» **Work required**
Write out the data again exactly, skipping every picture.

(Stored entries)
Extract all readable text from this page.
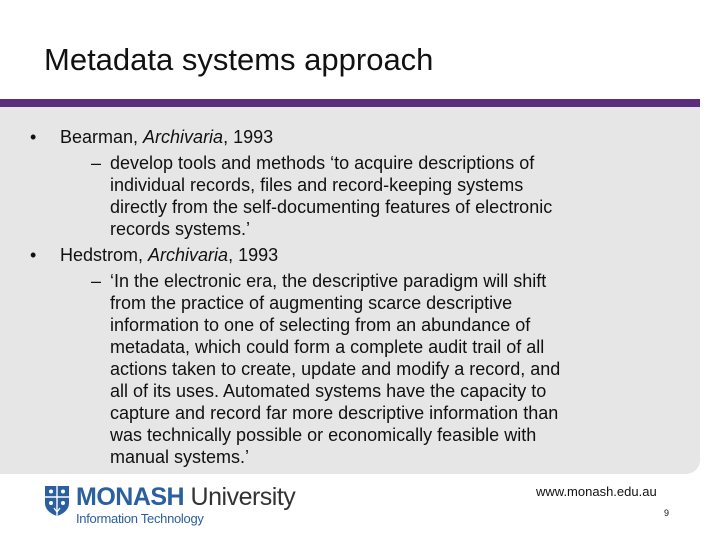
Metadata systems approach
• Bearman, Archivaria, 1993
– develop tools and methods ‘to acquire descriptions of
individual records, files and record-keeping systems
directly from the self-documenting features of electronic
records systems.’
• Hedstrom, Archivaria, 1993
– ‘In the electronic era, the descriptive paradigm will shift
from the practice of augmenting scarce descriptive
information to one of selecting from an abundance of
metadata, which could form a complete audit trail of all
actions taken to create, update and modify a record, and
all of its uses. Automated systems have the capacity to
capture and record far more descriptive information than
was technically possible or economically feasible with
manual systems.’
MONASH University
Information Technology
www.monash.edu.au
9
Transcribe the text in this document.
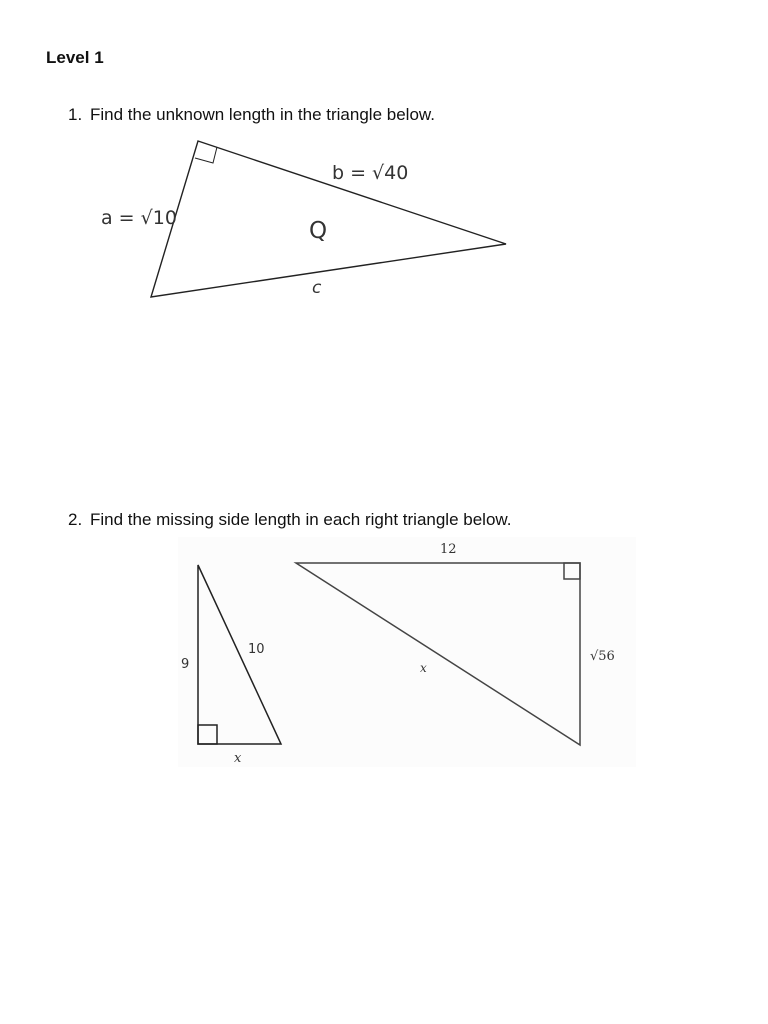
Level 1
1. Find the unknown length in the triangle below.
a = √10
b = √40
Q
c
2. Find the missing side length in each right triangle below.
9
10
x
12
x
√56
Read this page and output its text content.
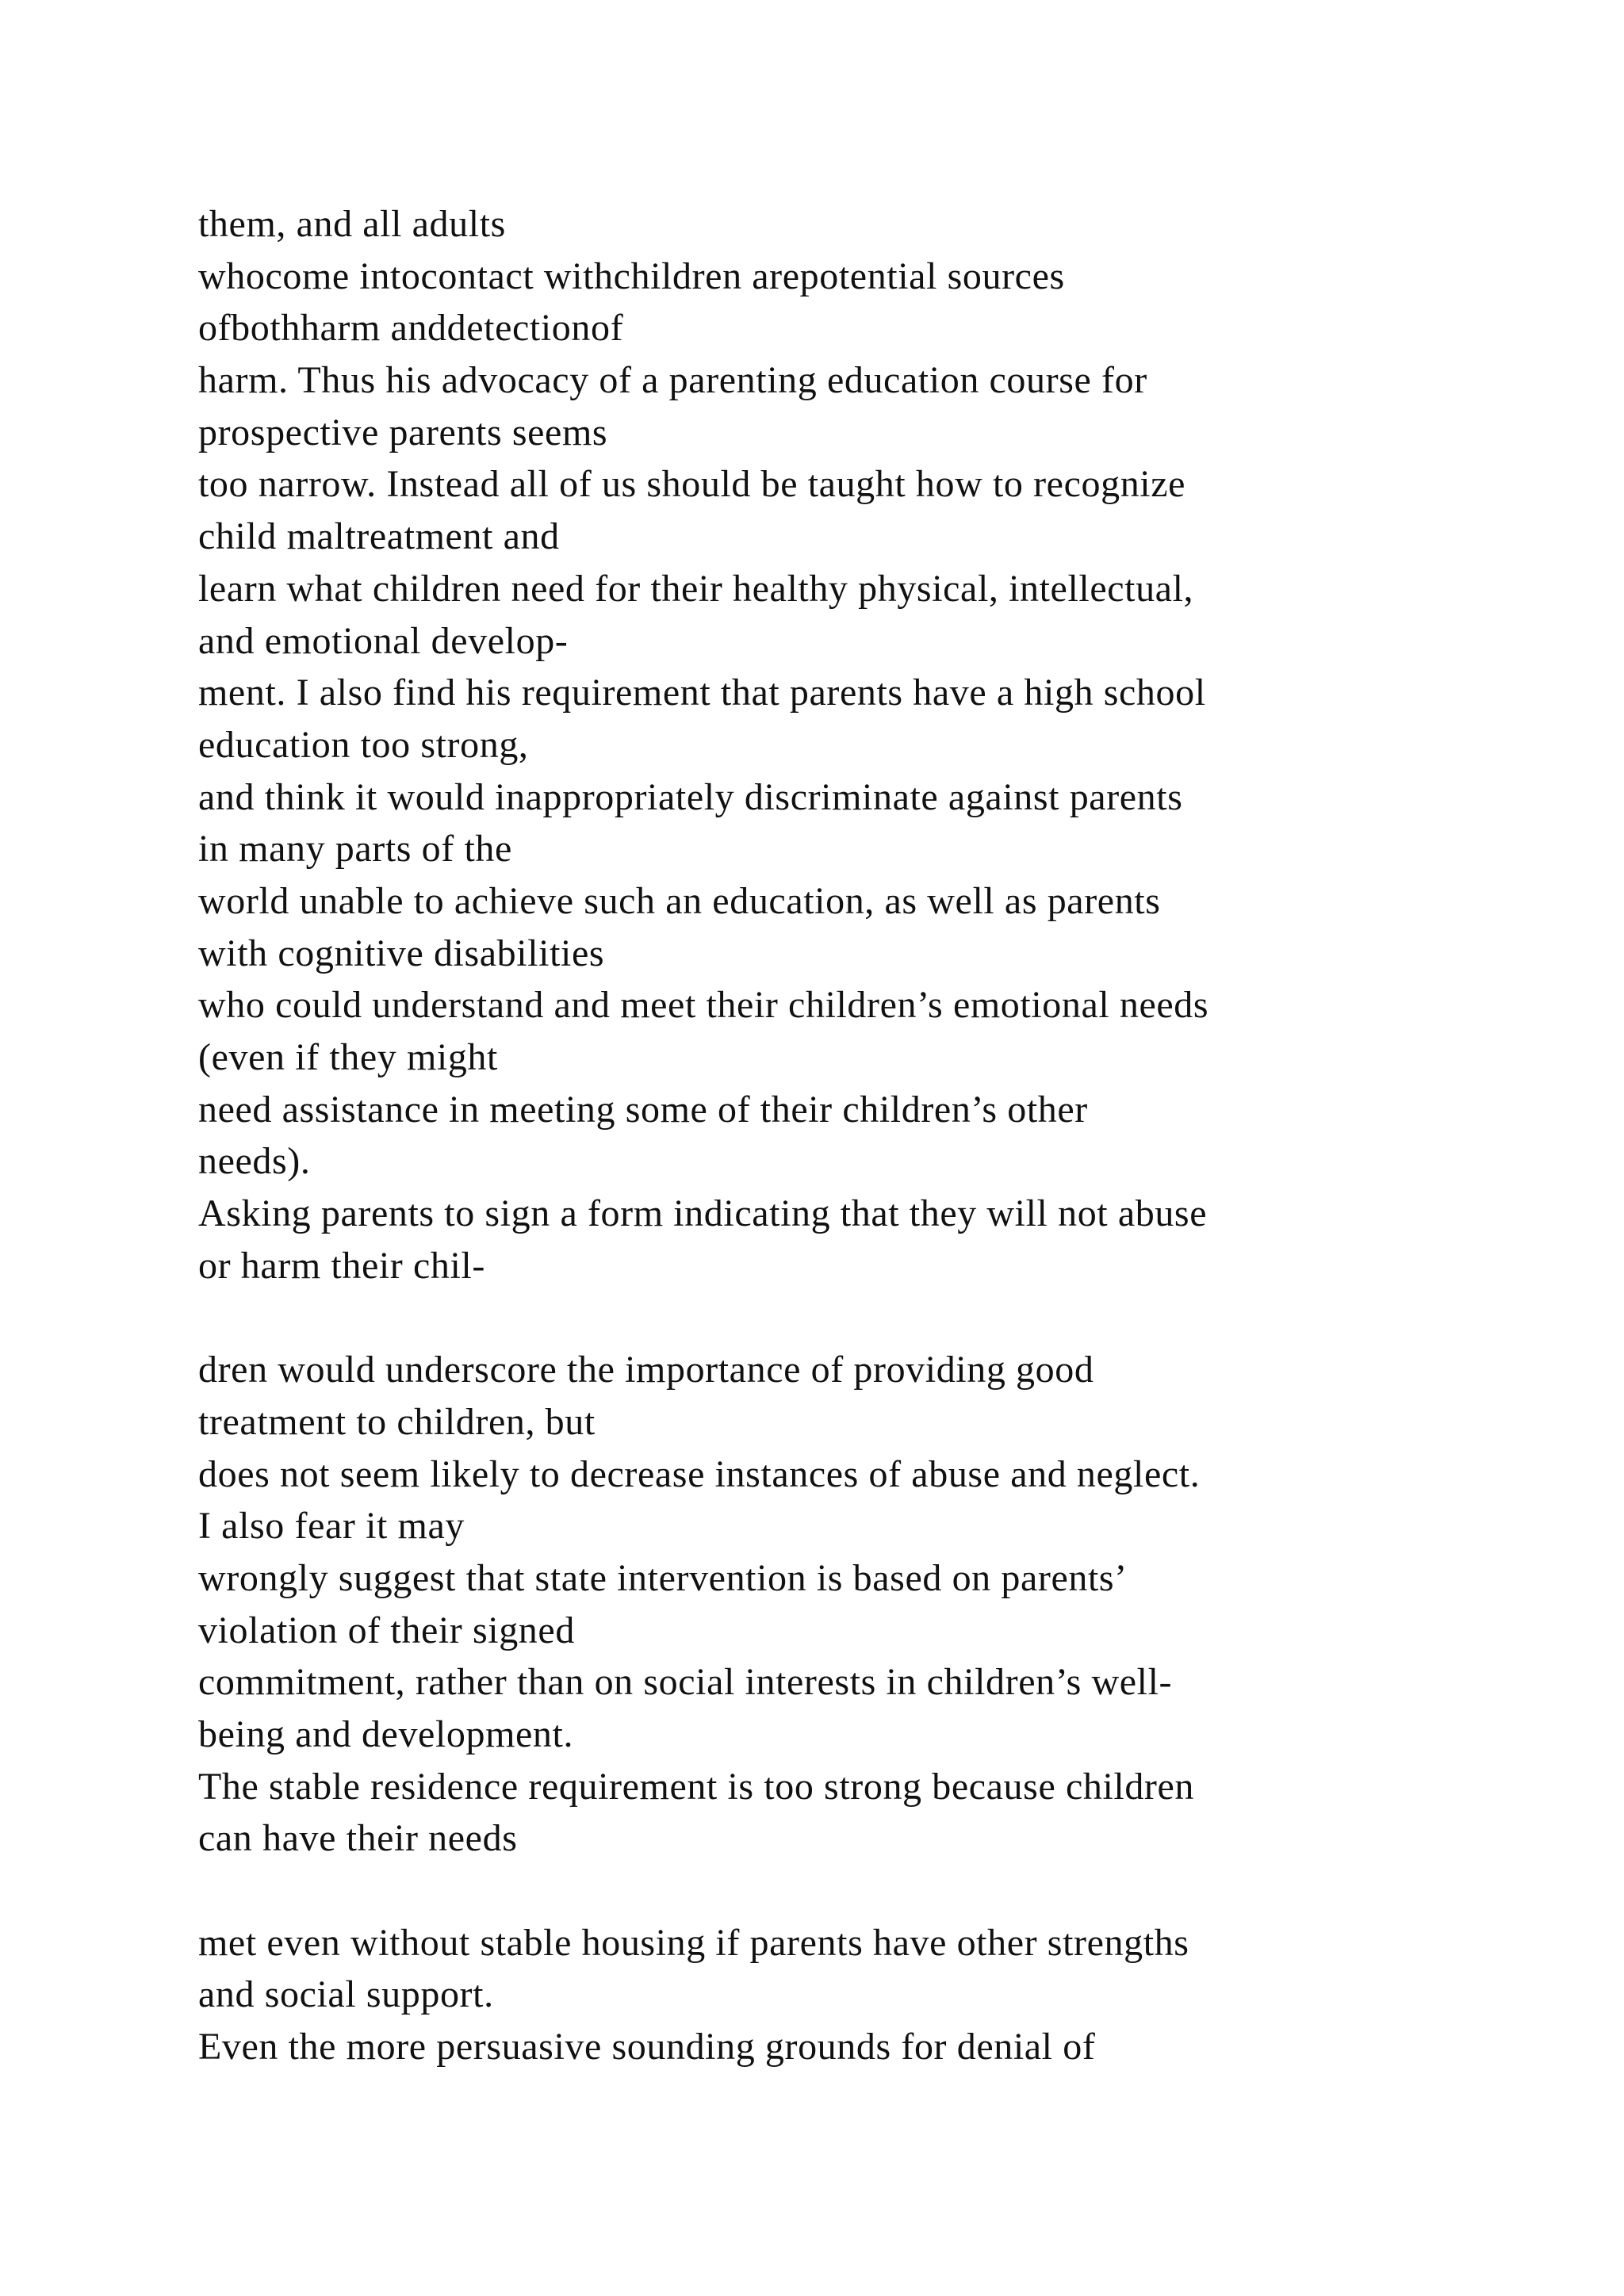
them, and all adults
whocome intocontact withchildren arepotential sources
ofbothharm anddetectionof
harm. Thus his advocacy of a parenting education course for
prospective parents seems
too narrow. Instead all of us should be taught how to recognize
child maltreatment and
learn what children need for their healthy physical, intellectual,
and emotional develop-
ment. I also find his requirement that parents have a high school
education too strong,
and think it would inappropriately discriminate against parents
in many parts of the
world unable to achieve such an education, as well as parents
with cognitive disabilities
who could understand and meet their children’s emotional needs
(even if they might
need assistance in meeting some of their children’s other
needs).
Asking parents to sign a form indicating that they will not abuse
or harm their chil-
dren would underscore the importance of providing good
treatment to children, but
does not seem likely to decrease instances of abuse and neglect.
I also fear it may
wrongly suggest that state intervention is based on parents’
violation of their signed
commitment, rather than on social interests in children’s well-
being and development.
The stable residence requirement is too strong because children
can have their needs
met even without stable housing if parents have other strengths
and social support.
Even the more persuasive sounding grounds for denial of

» **Written solution**
Extract all readable text from this page.
Metadata systems approach
• Bearman, Archivaria, 1993
– develop tools and methods ‘to acquire descriptions of
individual records, files and record-keeping systems
directly from the self-documenting features of electronic
records systems.’
• Hedstrom, Archivaria, 1993
– ‘In the electronic era, the descriptive paradigm will shift
from the practice of augmenting scarce descriptive
information to one of selecting from an abundance of
metadata, which could form a complete audit trail of all
actions taken to create, update and modify a record, and
all of its uses. Automated systems have the capacity to
capture and record far more descriptive information than
was technically possible or economically feasible with
manual systems.’
MONASH University
Information Technology
www.monash.edu.au
9
Transcribe the text in this document.
Level 1
1. Find the unknown length in the triangle below.
a = √10
b = √40
Q
c
2. Find the missing side length in each right triangle below.
9
10
x
12
x
√56
Read this page and output its text content.
them, and all adults
whocome intocontact withchildren arepotential sources
ofbothharm anddetectionof
harm. Thus his advocacy of a parenting education course for
prospective parents seems
too narrow. Instead all of us should be taught how to recognize
child maltreatment and
learn what children need for their healthy physical, intellectual,
and emotional develop-
ment. I also find his requirement that parents have a high school
education too strong,
and think it would inappropriately discriminate against parents
in many parts of the
world unable to achieve such an education, as well as parents
with cognitive disabilities
who could understand and meet their children’s emotional needs
(even if they might
need assistance in meeting some of their children’s other
needs).
Asking parents to sign a form indicating that they will not abuse
or harm their chil-
dren would underscore the importance of providing good
treatment to children, but
does not seem likely to decrease instances of abuse and neglect.
I also fear it may
wrongly suggest that state intervention is based on parents’
violation of their signed
commitment, rather than on social interests in children’s well-
being and development.
The stable residence requirement is too strong because children
can have their needs
met even without stable housing if parents have other strengths
and social support.
Even the more persuasive sounding grounds for denial of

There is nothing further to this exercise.